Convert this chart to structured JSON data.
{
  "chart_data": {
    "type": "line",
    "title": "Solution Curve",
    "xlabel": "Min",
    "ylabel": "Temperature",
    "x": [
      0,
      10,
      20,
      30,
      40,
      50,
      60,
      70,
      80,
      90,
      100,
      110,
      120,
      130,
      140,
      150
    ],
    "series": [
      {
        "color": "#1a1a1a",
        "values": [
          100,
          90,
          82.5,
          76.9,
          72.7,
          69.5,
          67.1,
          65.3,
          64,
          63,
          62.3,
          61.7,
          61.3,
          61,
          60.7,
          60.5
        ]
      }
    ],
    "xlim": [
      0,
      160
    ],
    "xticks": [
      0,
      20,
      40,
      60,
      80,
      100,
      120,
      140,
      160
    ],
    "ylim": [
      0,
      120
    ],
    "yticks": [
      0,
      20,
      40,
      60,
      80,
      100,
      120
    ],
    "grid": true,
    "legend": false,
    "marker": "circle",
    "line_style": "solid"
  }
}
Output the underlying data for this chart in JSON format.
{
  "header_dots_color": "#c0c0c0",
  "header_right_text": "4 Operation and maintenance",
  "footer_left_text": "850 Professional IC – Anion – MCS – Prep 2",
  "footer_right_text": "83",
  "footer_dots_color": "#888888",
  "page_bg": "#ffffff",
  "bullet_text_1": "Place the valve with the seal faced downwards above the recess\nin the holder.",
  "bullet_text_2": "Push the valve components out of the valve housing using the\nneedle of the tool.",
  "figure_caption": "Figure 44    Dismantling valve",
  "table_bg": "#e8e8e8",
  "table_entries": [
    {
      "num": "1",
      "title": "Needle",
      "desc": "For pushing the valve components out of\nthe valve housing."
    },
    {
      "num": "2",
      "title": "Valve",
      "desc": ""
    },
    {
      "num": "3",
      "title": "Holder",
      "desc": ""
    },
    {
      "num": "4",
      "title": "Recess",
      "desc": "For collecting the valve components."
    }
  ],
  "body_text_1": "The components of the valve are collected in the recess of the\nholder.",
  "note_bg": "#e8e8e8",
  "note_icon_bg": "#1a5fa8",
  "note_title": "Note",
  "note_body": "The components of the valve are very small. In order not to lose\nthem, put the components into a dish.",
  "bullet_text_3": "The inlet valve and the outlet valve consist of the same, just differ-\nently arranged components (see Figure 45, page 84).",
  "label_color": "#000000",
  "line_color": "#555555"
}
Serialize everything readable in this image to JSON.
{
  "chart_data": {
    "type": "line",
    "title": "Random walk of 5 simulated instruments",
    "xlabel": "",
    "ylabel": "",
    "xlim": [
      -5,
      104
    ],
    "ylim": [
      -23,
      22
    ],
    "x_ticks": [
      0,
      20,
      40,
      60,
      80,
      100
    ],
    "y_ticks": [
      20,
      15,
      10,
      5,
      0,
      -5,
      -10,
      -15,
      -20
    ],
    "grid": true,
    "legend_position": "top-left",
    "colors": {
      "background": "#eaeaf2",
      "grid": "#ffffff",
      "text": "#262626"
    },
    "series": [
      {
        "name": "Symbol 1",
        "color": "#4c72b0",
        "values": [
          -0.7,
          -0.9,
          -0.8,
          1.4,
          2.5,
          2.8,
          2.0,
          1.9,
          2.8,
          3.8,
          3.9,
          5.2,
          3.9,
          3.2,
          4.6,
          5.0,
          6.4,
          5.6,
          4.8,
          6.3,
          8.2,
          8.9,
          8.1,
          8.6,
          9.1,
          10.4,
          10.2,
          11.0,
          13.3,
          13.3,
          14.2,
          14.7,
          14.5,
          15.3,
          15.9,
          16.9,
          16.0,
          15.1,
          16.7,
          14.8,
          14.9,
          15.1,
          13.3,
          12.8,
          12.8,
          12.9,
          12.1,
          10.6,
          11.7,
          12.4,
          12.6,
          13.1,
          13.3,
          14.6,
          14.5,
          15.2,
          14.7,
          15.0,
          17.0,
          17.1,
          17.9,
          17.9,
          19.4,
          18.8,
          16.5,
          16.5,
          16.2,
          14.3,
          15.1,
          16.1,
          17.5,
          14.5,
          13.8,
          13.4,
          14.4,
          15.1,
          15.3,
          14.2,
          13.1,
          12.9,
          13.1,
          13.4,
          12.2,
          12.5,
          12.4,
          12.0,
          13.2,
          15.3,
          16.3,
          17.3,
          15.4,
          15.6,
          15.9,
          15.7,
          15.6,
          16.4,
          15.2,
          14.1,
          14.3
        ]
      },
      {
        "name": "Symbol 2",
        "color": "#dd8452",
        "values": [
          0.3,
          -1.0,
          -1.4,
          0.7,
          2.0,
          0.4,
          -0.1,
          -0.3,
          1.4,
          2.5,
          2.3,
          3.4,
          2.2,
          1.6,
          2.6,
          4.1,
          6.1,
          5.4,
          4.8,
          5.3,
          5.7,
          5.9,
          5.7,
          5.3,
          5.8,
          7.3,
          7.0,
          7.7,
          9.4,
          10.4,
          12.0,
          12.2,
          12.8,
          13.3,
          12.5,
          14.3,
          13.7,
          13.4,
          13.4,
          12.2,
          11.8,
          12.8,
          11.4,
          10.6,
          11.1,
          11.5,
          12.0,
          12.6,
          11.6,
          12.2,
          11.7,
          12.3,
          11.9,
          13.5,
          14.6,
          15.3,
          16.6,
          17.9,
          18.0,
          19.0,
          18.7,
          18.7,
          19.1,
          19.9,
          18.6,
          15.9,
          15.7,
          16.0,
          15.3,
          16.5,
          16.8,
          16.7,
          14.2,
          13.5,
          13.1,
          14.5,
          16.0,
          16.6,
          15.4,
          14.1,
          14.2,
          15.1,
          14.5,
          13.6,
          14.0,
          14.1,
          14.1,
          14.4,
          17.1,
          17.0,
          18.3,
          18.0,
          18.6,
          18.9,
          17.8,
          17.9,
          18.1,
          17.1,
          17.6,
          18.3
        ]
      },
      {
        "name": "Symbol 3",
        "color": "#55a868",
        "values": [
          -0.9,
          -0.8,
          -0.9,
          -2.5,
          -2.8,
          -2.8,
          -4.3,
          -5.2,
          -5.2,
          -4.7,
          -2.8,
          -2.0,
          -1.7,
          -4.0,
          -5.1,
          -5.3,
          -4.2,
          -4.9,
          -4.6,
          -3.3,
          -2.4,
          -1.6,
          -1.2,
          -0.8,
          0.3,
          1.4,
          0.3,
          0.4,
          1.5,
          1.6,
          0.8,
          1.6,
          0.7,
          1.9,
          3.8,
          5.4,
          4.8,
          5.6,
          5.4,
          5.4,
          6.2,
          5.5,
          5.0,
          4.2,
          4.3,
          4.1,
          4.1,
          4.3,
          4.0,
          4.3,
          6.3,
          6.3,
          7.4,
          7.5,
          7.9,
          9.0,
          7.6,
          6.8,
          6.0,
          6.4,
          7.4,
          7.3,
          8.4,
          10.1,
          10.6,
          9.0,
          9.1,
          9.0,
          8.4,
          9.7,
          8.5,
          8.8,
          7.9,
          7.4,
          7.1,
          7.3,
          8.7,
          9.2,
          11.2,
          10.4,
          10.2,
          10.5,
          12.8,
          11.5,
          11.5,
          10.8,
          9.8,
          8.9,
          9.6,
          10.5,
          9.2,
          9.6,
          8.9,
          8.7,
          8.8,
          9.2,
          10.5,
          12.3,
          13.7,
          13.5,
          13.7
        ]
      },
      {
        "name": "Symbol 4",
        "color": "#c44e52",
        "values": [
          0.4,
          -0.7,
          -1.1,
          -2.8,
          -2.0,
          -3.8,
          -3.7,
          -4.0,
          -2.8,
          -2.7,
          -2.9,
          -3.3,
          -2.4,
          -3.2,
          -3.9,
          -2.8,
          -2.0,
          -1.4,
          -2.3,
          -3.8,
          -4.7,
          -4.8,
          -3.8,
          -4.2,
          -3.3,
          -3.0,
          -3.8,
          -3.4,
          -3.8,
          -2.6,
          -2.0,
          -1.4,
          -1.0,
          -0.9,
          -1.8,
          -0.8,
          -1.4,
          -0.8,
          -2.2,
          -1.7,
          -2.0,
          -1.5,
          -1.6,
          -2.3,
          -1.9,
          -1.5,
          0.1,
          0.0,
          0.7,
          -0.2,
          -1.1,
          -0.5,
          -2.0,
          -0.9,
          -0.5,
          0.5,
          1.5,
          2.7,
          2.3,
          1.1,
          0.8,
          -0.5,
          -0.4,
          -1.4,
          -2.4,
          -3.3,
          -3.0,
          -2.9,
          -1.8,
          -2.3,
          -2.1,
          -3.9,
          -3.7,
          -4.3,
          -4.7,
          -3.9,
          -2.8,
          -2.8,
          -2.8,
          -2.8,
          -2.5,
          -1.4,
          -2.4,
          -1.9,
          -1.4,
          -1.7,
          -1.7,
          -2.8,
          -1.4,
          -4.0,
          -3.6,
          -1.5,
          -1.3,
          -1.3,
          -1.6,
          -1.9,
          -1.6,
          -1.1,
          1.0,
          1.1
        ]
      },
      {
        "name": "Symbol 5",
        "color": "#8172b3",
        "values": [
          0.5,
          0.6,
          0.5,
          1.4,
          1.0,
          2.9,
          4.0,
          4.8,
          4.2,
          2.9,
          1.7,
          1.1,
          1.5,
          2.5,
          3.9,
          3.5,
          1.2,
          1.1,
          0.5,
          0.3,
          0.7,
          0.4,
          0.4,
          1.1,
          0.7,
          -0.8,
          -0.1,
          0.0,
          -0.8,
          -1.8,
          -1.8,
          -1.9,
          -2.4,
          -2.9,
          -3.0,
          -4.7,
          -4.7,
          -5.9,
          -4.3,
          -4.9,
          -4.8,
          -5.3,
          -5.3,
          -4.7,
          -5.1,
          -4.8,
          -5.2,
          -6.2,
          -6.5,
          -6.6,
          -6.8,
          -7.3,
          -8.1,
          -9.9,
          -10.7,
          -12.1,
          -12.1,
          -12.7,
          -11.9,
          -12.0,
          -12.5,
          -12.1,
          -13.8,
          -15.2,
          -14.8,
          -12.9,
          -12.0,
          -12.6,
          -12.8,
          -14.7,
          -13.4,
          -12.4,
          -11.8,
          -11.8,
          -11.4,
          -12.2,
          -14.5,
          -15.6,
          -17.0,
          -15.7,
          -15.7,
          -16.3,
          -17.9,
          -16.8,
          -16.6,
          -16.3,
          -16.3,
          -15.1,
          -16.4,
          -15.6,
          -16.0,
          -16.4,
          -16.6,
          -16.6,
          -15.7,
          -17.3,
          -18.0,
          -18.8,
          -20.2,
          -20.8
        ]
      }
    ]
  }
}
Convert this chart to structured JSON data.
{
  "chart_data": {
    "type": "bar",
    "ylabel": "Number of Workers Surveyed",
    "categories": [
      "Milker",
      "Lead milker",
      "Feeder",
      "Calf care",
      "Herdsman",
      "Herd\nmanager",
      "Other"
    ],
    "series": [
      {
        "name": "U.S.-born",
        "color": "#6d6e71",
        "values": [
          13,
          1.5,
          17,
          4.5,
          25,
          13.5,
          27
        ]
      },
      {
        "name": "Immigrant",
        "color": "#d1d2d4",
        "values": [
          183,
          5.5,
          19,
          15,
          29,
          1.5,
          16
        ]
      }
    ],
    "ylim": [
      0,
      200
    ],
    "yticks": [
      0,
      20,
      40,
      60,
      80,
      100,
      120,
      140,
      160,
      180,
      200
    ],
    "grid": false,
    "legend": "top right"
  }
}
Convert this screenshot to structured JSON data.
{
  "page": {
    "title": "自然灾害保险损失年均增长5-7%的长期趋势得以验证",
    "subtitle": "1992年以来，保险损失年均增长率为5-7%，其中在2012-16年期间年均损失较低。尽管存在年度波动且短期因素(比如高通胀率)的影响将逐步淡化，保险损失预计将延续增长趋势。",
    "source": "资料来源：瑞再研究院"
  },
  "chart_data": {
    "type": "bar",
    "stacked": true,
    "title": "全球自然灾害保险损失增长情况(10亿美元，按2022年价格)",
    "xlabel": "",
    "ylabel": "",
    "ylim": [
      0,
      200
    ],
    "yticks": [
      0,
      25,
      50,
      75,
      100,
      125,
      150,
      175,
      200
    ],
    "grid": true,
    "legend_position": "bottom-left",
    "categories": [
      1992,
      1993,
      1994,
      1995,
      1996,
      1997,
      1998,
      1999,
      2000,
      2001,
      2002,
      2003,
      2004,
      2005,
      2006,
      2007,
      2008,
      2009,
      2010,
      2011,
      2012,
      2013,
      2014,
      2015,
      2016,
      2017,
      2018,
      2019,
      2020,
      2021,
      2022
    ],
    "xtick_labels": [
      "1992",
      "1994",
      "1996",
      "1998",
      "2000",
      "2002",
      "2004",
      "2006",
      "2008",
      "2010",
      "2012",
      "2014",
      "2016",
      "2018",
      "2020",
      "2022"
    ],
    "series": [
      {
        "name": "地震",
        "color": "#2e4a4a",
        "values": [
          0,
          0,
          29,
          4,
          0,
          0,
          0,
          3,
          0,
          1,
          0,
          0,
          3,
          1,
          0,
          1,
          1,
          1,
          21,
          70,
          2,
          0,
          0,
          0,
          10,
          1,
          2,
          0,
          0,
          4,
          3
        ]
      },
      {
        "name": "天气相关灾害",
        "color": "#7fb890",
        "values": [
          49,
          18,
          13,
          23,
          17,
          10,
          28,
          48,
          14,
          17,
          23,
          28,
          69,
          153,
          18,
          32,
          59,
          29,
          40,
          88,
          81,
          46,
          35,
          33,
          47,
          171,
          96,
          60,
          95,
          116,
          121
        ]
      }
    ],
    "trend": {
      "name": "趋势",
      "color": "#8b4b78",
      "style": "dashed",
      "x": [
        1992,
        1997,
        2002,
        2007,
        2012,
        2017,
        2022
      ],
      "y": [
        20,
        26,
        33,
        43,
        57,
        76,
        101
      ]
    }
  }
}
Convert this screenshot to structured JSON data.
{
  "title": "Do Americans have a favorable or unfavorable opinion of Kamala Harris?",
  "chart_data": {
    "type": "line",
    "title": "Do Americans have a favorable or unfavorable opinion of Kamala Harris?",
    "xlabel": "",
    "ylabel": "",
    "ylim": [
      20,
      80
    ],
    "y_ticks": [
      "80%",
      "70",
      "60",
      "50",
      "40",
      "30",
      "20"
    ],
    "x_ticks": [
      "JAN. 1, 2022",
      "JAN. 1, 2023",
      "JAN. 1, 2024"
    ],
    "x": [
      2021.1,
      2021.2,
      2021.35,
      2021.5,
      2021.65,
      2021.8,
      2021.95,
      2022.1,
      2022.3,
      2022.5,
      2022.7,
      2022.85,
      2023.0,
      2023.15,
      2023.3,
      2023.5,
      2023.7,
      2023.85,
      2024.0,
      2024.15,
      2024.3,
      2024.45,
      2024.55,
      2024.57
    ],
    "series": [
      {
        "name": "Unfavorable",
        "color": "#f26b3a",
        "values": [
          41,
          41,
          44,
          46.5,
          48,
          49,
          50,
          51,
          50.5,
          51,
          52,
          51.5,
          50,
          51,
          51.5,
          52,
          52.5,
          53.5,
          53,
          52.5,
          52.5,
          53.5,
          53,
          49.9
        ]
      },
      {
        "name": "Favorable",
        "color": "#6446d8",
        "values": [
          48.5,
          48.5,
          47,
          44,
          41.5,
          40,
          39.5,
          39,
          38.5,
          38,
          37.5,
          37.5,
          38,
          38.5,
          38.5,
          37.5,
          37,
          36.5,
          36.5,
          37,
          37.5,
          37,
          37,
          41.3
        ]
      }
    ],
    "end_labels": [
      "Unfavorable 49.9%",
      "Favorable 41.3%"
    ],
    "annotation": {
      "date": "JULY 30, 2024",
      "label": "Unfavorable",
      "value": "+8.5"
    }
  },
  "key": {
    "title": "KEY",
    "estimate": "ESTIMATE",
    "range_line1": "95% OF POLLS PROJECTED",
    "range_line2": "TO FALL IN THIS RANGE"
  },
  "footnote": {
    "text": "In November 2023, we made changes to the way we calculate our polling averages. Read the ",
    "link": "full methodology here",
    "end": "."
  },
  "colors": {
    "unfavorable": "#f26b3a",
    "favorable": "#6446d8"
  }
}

*Exercise:* Read the entries and show each line that mentions "desc".

*Response below:*
      "desc": "For pushing the valve components out of\nthe valve housing."
      "desc": ""
      "desc": ""
      "desc": "For collecting the valve components."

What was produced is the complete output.